RECORDS SUPPLIED »
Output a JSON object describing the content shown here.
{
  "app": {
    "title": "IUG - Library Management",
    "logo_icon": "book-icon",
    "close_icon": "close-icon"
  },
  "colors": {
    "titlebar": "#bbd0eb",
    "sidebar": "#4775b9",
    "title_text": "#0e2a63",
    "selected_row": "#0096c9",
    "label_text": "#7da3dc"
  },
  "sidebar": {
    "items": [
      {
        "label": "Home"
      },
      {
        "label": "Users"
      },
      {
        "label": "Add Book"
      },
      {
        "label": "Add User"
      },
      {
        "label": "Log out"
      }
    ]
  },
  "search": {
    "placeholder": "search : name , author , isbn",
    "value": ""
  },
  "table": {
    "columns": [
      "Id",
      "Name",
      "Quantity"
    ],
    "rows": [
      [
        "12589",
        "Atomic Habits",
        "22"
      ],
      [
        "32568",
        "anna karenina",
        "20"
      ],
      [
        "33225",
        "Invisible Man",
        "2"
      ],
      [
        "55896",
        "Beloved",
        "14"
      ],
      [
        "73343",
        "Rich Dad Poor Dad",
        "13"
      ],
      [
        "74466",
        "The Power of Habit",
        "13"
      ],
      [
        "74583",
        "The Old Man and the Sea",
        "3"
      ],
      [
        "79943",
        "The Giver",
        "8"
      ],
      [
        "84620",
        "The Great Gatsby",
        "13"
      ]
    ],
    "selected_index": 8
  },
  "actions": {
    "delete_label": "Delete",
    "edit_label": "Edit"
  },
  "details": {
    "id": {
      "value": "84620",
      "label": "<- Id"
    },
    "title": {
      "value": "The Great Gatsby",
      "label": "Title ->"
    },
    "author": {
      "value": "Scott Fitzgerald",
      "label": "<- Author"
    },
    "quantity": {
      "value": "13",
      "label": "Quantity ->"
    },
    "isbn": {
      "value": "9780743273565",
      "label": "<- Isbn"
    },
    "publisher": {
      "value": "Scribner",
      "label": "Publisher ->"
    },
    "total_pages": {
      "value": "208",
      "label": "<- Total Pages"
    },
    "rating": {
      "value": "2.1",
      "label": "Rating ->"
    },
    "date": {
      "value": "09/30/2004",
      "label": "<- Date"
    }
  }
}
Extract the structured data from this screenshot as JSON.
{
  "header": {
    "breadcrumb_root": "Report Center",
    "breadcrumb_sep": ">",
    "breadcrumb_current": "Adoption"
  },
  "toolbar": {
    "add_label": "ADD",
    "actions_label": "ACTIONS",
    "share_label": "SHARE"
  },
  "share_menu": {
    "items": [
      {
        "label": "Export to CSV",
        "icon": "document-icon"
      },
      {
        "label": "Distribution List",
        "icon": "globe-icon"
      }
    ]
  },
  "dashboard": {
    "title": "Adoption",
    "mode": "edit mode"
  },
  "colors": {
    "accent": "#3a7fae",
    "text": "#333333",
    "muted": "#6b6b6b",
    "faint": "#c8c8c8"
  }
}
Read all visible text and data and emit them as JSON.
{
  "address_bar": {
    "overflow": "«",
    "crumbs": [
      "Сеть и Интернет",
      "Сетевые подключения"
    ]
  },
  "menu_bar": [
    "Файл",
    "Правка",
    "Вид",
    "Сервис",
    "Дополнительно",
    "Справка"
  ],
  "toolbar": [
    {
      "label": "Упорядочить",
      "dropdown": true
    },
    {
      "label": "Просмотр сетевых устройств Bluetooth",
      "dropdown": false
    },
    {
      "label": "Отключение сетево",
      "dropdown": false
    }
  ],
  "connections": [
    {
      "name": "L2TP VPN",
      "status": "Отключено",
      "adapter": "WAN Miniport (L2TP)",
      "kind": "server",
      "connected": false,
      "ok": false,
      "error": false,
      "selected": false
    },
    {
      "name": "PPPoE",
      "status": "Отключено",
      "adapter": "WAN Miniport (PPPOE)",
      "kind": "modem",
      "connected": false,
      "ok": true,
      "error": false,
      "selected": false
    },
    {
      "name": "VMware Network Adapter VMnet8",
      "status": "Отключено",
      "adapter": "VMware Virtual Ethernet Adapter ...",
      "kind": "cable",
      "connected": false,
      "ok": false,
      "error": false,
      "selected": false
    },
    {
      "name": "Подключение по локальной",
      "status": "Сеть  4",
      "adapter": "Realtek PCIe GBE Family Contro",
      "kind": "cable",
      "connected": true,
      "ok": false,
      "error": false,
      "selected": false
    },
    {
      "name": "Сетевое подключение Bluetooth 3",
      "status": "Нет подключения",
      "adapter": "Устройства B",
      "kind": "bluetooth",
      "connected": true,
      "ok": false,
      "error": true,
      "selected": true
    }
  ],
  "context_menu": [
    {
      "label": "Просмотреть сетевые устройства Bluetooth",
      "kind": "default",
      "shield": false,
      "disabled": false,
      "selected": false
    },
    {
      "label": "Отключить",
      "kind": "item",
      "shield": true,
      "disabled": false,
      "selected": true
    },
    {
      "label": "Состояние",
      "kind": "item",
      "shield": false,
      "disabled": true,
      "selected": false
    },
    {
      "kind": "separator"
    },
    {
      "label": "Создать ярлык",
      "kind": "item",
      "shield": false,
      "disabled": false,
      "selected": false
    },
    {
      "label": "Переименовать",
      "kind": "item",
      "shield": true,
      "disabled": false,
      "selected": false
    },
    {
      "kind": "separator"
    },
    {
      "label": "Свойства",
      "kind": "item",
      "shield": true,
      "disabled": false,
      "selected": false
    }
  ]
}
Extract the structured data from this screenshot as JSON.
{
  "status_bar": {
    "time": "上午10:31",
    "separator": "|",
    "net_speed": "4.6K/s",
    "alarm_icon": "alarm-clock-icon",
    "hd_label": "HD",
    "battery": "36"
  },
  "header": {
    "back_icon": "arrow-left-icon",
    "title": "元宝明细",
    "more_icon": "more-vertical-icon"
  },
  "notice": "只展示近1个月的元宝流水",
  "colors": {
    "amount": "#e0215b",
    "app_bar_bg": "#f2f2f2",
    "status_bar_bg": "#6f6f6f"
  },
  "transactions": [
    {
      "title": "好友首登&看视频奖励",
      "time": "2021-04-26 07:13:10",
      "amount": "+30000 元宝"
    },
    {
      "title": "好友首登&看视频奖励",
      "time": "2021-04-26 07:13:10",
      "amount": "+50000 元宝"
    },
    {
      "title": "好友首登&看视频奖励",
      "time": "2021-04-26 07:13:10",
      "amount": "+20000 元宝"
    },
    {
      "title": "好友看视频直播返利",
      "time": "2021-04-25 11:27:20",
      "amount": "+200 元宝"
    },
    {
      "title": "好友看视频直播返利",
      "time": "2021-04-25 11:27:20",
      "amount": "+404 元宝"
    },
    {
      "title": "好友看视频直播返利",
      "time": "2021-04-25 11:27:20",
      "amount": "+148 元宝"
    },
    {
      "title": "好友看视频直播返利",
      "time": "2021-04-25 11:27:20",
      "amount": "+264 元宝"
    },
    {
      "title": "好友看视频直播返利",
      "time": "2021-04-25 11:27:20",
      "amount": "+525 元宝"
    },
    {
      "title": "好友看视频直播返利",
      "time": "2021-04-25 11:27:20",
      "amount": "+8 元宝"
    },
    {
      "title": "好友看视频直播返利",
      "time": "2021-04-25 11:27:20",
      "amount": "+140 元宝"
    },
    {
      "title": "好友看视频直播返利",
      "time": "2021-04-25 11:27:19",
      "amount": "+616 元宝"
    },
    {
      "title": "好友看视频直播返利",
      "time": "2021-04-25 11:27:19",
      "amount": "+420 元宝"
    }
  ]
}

AIM »
Repeat the records above exactly, from the first line to the last.

OUTPUT FOR THIS TASK »
Output a JSON object describing the content shown here.
{
  "app": {
    "title": "IUG - Library Management",
    "logo_icon": "book-icon",
    "close_icon": "close-icon"
  },
  "colors": {
    "titlebar": "#bbd0eb",
    "sidebar": "#4775b9",
    "title_text": "#0e2a63",
    "selected_row": "#0096c9",
    "label_text": "#7da3dc"
  },
  "sidebar": {
    "items": [
      {
        "label": "Home"
      },
      {
        "label": "Users"
      },
      {
        "label": "Add Book"
      },
      {
        "label": "Add User"
      },
      {
        "label": "Log out"
      }
    ]
  },
  "search": {
    "placeholder": "search : name , author , isbn",
    "value": ""
  },
  "table": {
    "columns": [
      "Id",
      "Name",
      "Quantity"
    ],
    "rows": [
      [
        "12589",
        "Atomic Habits",
        "22"
      ],
      [
        "32568",
        "anna karenina",
        "20"
      ],
      [
        "33225",
        "Invisible Man",
        "2"
      ],
      [
        "55896",
        "Beloved",
        "14"
      ],
      [
        "73343",
        "Rich Dad Poor Dad",
        "13"
      ],
      [
        "74466",
        "The Power of Habit",
        "13"
      ],
      [
        "74583",
        "The Old Man and the Sea",
        "3"
      ],
      [
        "79943",
        "The Giver",
        "8"
      ],
      [
        "84620",
        "The Great Gatsby",
        "13"
      ]
    ],
    "selected_index": 8
  },
  "actions": {
    "delete_label": "Delete",
    "edit_label": "Edit"
  },
  "details": {
    "id": {
      "value": "84620",
      "label": "<- Id"
    },
    "title": {
      "value": "The Great Gatsby",
      "label": "Title ->"
    },
    "author": {
      "value": "Scott Fitzgerald",
      "label": "<- Author"
    },
    "quantity": {
      "value": "13",
      "label": "Quantity ->"
    },
    "isbn": {
      "value": "9780743273565",
      "label": "<- Isbn"
    },
    "publisher": {
      "value": "Scribner",
      "label": "Publisher ->"
    },
    "total_pages": {
      "value": "208",
      "label": "<- Total Pages"
    },
    "rating": {
      "value": "2.1",
      "label": "Rating ->"
    },
    "date": {
      "value": "09/30/2004",
      "label": "<- Date"
    }
  }
}
Extract the structured data from this screenshot as JSON.
{
  "header": {
    "breadcrumb_root": "Report Center",
    "breadcrumb_sep": ">",
    "breadcrumb_current": "Adoption"
  },
  "toolbar": {
    "add_label": "ADD",
    "actions_label": "ACTIONS",
    "share_label": "SHARE"
  },
  "share_menu": {
    "items": [
      {
        "label": "Export to CSV",
        "icon": "document-icon"
      },
      {
        "label": "Distribution List",
        "icon": "globe-icon"
      }
    ]
  },
  "dashboard": {
    "title": "Adoption",
    "mode": "edit mode"
  },
  "colors": {
    "accent": "#3a7fae",
    "text": "#333333",
    "muted": "#6b6b6b",
    "faint": "#c8c8c8"
  }
}
Read all visible text and data and emit them as JSON.
{
  "address_bar": {
    "overflow": "«",
    "crumbs": [
      "Сеть и Интернет",
      "Сетевые подключения"
    ]
  },
  "menu_bar": [
    "Файл",
    "Правка",
    "Вид",
    "Сервис",
    "Дополнительно",
    "Справка"
  ],
  "toolbar": [
    {
      "label": "Упорядочить",
      "dropdown": true
    },
    {
      "label": "Просмотр сетевых устройств Bluetooth",
      "dropdown": false
    },
    {
      "label": "Отключение сетево",
      "dropdown": false
    }
  ],
  "connections": [
    {
      "name": "L2TP VPN",
      "status": "Отключено",
      "adapter": "WAN Miniport (L2TP)",
      "kind": "server",
      "connected": false,
      "ok": false,
      "error": false,
      "selected": false
    },
    {
      "name": "PPPoE",
      "status": "Отключено",
      "adapter": "WAN Miniport (PPPOE)",
      "kind": "modem",
      "connected": false,
      "ok": true,
      "error": false,
      "selected": false
    },
    {
      "name": "VMware Network Adapter VMnet8",
      "status": "Отключено",
      "adapter": "VMware Virtual Ethernet Adapter ...",
      "kind": "cable",
      "connected": false,
      "ok": false,
      "error": false,
      "selected": false
    },
    {
      "name": "Подключение по локальной",
      "status": "Сеть  4",
      "adapter": "Realtek PCIe GBE Family Contro",
      "kind": "cable",
      "connected": true,
      "ok": false,
      "error": false,
      "selected": false
    },
    {
      "name": "Сетевое подключение Bluetooth 3",
      "status": "Нет подключения",
      "adapter": "Устройства B",
      "kind": "bluetooth",
      "connected": true,
      "ok": false,
      "error": true,
      "selected": true
    }
  ],
  "context_menu": [
    {
      "label": "Просмотреть сетевые устройства Bluetooth",
      "kind": "default",
      "shield": false,
      "disabled": false,
      "selected": false
    },
    {
      "label": "Отключить",
      "kind": "item",
      "shield": true,
      "disabled": false,
      "selected": true
    },
    {
      "label": "Состояние",
      "kind": "item",
      "shield": false,
      "disabled": true,
      "selected": false
    },
    {
      "kind": "separator"
    },
    {
      "label": "Создать ярлык",
      "kind": "item",
      "shield": false,
      "disabled": false,
      "selected": false
    },
    {
      "label": "Переименовать",
      "kind": "item",
      "shield": true,
      "disabled": false,
      "selected": false
    },
    {
      "kind": "separator"
    },
    {
      "label": "Свойства",
      "kind": "item",
      "shield": true,
      "disabled": false,
      "selected": false
    }
  ]
}
Extract the structured data from this screenshot as JSON.
{
  "status_bar": {
    "time": "上午10:31",
    "separator": "|",
    "net_speed": "4.6K/s",
    "alarm_icon": "alarm-clock-icon",
    "hd_label": "HD",
    "battery": "36"
  },
  "header": {
    "back_icon": "arrow-left-icon",
    "title": "元宝明细",
    "more_icon": "more-vertical-icon"
  },
  "notice": "只展示近1个月的元宝流水",
  "colors": {
    "amount": "#e0215b",
    "app_bar_bg": "#f2f2f2",
    "status_bar_bg": "#6f6f6f"
  },
  "transactions": [
    {
      "title": "好友首登&看视频奖励",
      "time": "2021-04-26 07:13:10",
      "amount": "+30000 元宝"
    },
    {
      "title": "好友首登&看视频奖励",
      "time": "2021-04-26 07:13:10",
      "amount": "+50000 元宝"
    },
    {
      "title": "好友首登&看视频奖励",
      "time": "2021-04-26 07:13:10",
      "amount": "+20000 元宝"
    },
    {
      "title": "好友看视频直播返利",
      "time": "2021-04-25 11:27:20",
      "amount": "+200 元宝"
    },
    {
      "title": "好友看视频直播返利",
      "time": "2021-04-25 11:27:20",
      "amount": "+404 元宝"
    },
    {
      "title": "好友看视频直播返利",
      "time": "2021-04-25 11:27:20",
      "amount": "+148 元宝"
    },
    {
      "title": "好友看视频直播返利",
      "time": "2021-04-25 11:27:20",
      "amount": "+264 元宝"
    },
    {
      "title": "好友看视频直播返利",
      "time": "2021-04-25 11:27:20",
      "amount": "+525 元宝"
    },
    {
      "title": "好友看视频直播返利",
      "time": "2021-04-25 11:27:20",
      "amount": "+8 元宝"
    },
    {
      "title": "好友看视频直播返利",
      "time": "2021-04-25 11:27:20",
      "amount": "+140 元宝"
    },
    {
      "title": "好友看视频直播返利",
      "time": "2021-04-25 11:27:19",
      "amount": "+616 元宝"
    },
    {
      "title": "好友看视频直播返利",
      "time": "2021-04-25 11:27:19",
      "amount": "+420 元宝"
    }
  ]
}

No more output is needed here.